Data entries:
************
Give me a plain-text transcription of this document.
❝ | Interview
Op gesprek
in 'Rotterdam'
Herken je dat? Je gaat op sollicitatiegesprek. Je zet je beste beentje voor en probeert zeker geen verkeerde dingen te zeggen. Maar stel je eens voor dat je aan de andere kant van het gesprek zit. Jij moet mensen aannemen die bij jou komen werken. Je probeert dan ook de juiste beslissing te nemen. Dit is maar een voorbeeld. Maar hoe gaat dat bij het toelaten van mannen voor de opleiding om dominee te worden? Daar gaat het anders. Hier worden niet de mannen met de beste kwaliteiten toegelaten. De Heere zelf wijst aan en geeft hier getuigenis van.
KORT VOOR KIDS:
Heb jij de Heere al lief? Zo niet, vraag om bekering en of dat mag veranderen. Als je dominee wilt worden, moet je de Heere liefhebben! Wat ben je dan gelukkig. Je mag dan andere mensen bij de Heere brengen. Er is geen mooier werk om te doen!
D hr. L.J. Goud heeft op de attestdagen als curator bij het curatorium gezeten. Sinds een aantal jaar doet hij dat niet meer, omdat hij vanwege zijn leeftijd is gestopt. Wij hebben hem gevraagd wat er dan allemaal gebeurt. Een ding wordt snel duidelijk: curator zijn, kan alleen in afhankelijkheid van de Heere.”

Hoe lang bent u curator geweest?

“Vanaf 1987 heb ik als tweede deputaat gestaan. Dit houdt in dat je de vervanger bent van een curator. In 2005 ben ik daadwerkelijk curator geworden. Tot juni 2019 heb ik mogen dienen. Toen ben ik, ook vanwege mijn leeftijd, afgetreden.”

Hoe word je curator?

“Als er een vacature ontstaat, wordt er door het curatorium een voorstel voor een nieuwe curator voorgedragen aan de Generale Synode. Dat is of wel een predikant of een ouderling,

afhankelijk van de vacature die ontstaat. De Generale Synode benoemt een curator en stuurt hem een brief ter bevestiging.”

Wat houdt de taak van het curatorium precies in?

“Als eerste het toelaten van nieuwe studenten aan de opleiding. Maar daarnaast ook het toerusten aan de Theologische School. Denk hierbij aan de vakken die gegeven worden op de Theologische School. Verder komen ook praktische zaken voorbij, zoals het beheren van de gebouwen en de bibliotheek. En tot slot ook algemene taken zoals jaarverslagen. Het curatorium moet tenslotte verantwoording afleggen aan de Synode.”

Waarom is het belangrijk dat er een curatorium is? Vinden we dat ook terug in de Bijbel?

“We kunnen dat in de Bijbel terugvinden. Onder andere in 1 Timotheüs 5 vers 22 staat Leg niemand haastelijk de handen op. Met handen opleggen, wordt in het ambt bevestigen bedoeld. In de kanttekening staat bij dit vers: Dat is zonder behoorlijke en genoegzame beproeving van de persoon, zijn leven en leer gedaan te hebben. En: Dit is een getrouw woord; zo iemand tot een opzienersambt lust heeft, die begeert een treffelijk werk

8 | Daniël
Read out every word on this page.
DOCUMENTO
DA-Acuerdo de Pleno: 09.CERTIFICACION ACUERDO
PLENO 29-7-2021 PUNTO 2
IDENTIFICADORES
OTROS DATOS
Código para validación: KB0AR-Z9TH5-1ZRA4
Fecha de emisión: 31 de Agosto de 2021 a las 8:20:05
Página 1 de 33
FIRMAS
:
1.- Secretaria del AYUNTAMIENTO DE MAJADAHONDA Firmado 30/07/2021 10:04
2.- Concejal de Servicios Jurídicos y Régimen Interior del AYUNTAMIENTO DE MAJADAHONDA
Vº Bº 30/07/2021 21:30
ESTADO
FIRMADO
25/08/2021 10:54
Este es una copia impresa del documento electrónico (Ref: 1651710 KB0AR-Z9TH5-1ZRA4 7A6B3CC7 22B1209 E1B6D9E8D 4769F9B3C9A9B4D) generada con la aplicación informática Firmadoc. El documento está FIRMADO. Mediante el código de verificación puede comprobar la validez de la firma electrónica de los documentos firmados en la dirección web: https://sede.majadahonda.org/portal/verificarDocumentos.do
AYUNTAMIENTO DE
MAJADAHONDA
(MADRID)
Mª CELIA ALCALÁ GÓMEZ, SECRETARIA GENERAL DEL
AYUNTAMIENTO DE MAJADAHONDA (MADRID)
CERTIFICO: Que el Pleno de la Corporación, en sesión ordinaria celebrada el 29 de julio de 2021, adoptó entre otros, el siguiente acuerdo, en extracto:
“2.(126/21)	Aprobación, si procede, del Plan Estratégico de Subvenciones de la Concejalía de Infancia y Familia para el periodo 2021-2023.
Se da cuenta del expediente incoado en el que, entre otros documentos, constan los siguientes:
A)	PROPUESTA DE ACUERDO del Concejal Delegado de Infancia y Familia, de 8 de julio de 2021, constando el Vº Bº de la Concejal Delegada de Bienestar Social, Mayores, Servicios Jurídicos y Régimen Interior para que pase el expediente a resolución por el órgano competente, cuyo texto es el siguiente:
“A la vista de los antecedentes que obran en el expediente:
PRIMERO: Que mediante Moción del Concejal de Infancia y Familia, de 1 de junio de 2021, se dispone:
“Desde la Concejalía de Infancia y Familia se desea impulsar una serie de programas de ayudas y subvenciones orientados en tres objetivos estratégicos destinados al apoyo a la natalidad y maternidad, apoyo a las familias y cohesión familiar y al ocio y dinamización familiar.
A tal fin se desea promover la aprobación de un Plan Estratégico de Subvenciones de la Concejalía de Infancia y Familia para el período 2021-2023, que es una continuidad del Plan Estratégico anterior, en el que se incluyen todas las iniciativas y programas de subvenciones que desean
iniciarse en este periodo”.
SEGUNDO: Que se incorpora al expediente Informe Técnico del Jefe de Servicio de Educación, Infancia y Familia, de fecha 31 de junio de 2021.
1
************
Make an exact copy of every entry.

_ANSWER TO THE PROBLEM_.
Give me a plain-text transcription of this document.
❝ | Interview
Op gesprek
in 'Rotterdam'
Herken je dat? Je gaat op sollicitatiegesprek. Je zet je beste beentje voor en probeert zeker geen verkeerde dingen te zeggen. Maar stel je eens voor dat je aan de andere kant van het gesprek zit. Jij moet mensen aannemen die bij jou komen werken. Je probeert dan ook de juiste beslissing te nemen. Dit is maar een voorbeeld. Maar hoe gaat dat bij het toelaten van mannen voor de opleiding om dominee te worden? Daar gaat het anders. Hier worden niet de mannen met de beste kwaliteiten toegelaten. De Heere zelf wijst aan en geeft hier getuigenis van.
KORT VOOR KIDS:
Heb jij de Heere al lief? Zo niet, vraag om bekering en of dat mag veranderen. Als je dominee wilt worden, moet je de Heere liefhebben! Wat ben je dan gelukkig. Je mag dan andere mensen bij de Heere brengen. Er is geen mooier werk om te doen!
D hr. L.J. Goud heeft op de attestdagen als curator bij het curatorium gezeten. Sinds een aantal jaar doet hij dat niet meer, omdat hij vanwege zijn leeftijd is gestopt. Wij hebben hem gevraagd wat er dan allemaal gebeurt. Een ding wordt snel duidelijk: curator zijn, kan alleen in afhankelijkheid van de Heere.”

Hoe lang bent u curator geweest?

“Vanaf 1987 heb ik als tweede deputaat gestaan. Dit houdt in dat je de vervanger bent van een curator. In 2005 ben ik daadwerkelijk curator geworden. Tot juni 2019 heb ik mogen dienen. Toen ben ik, ook vanwege mijn leeftijd, afgetreden.”

Hoe word je curator?

“Als er een vacature ontstaat, wordt er door het curatorium een voorstel voor een nieuwe curator voorgedragen aan de Generale Synode. Dat is of wel een predikant of een ouderling,

afhankelijk van de vacature die ontstaat. De Generale Synode benoemt een curator en stuurt hem een brief ter bevestiging.”

Wat houdt de taak van het curatorium precies in?

“Als eerste het toelaten van nieuwe studenten aan de opleiding. Maar daarnaast ook het toerusten aan de Theologische School. Denk hierbij aan de vakken die gegeven worden op de Theologische School. Verder komen ook praktische zaken voorbij, zoals het beheren van de gebouwen en de bibliotheek. En tot slot ook algemene taken zoals jaarverslagen. Het curatorium moet tenslotte verantwoording afleggen aan de Synode.”

Waarom is het belangrijk dat er een curatorium is? Vinden we dat ook terug in de Bijbel?

“We kunnen dat in de Bijbel terugvinden. Onder andere in 1 Timotheüs 5 vers 22 staat Leg niemand haastelijk de handen op. Met handen opleggen, wordt in het ambt bevestigen bedoeld. In de kanttekening staat bij dit vers: Dat is zonder behoorlijke en genoegzame beproeving van de persoon, zijn leven en leer gedaan te hebben. En: Dit is een getrouw woord; zo iemand tot een opzienersambt lust heeft, die begeert een treffelijk werk

8 | Daniël
Read out every word on this page.
DOCUMENTO
DA-Acuerdo de Pleno: 09.CERTIFICACION ACUERDO
PLENO 29-7-2021 PUNTO 2
IDENTIFICADORES
OTROS DATOS
Código para validación: KB0AR-Z9TH5-1ZRA4
Fecha de emisión: 31 de Agosto de 2021 a las 8:20:05
Página 1 de 33
FIRMAS
:
1.- Secretaria del AYUNTAMIENTO DE MAJADAHONDA Firmado 30/07/2021 10:04
2.- Concejal de Servicios Jurídicos y Régimen Interior del AYUNTAMIENTO DE MAJADAHONDA
Vº Bº 30/07/2021 21:30
ESTADO
FIRMADO
25/08/2021 10:54
Este es una copia impresa del documento electrónico (Ref: 1651710 KB0AR-Z9TH5-1ZRA4 7A6B3CC7 22B1209 E1B6D9E8D 4769F9B3C9A9B4D) generada con la aplicación informática Firmadoc. El documento está FIRMADO. Mediante el código de verificación puede comprobar la validez de la firma electrónica de los documentos firmados en la dirección web: https://sede.majadahonda.org/portal/verificarDocumentos.do
AYUNTAMIENTO DE
MAJADAHONDA
(MADRID)
Mª CELIA ALCALÁ GÓMEZ, SECRETARIA GENERAL DEL
AYUNTAMIENTO DE MAJADAHONDA (MADRID)
CERTIFICO: Que el Pleno de la Corporación, en sesión ordinaria celebrada el 29 de julio de 2021, adoptó entre otros, el siguiente acuerdo, en extracto:
“2.(126/21)	Aprobación, si procede, del Plan Estratégico de Subvenciones de la Concejalía de Infancia y Familia para el periodo 2021-2023.
Se da cuenta del expediente incoado en el que, entre otros documentos, constan los siguientes:
A)	PROPUESTA DE ACUERDO del Concejal Delegado de Infancia y Familia, de 8 de julio de 2021, constando el Vº Bº de la Concejal Delegada de Bienestar Social, Mayores, Servicios Jurídicos y Régimen Interior para que pase el expediente a resolución por el órgano competente, cuyo texto es el siguiente:
“A la vista de los antecedentes que obran en el expediente:
PRIMERO: Que mediante Moción del Concejal de Infancia y Familia, de 1 de junio de 2021, se dispone:
“Desde la Concejalía de Infancia y Familia se desea impulsar una serie de programas de ayudas y subvenciones orientados en tres objetivos estratégicos destinados al apoyo a la natalidad y maternidad, apoyo a las familias y cohesión familiar y al ocio y dinamización familiar.
A tal fin se desea promover la aprobación de un Plan Estratégico de Subvenciones de la Concejalía de Infancia y Familia para el período 2021-2023, que es una continuidad del Plan Estratégico anterior, en el que se incluyen todas las iniciativas y programas de subvenciones que desean
iniciarse en este periodo”.
SEGUNDO: Que se incorpora al expediente Informe Técnico del Jefe de Servicio de Educación, Infancia y Familia, de fecha 31 de junio de 2021.
1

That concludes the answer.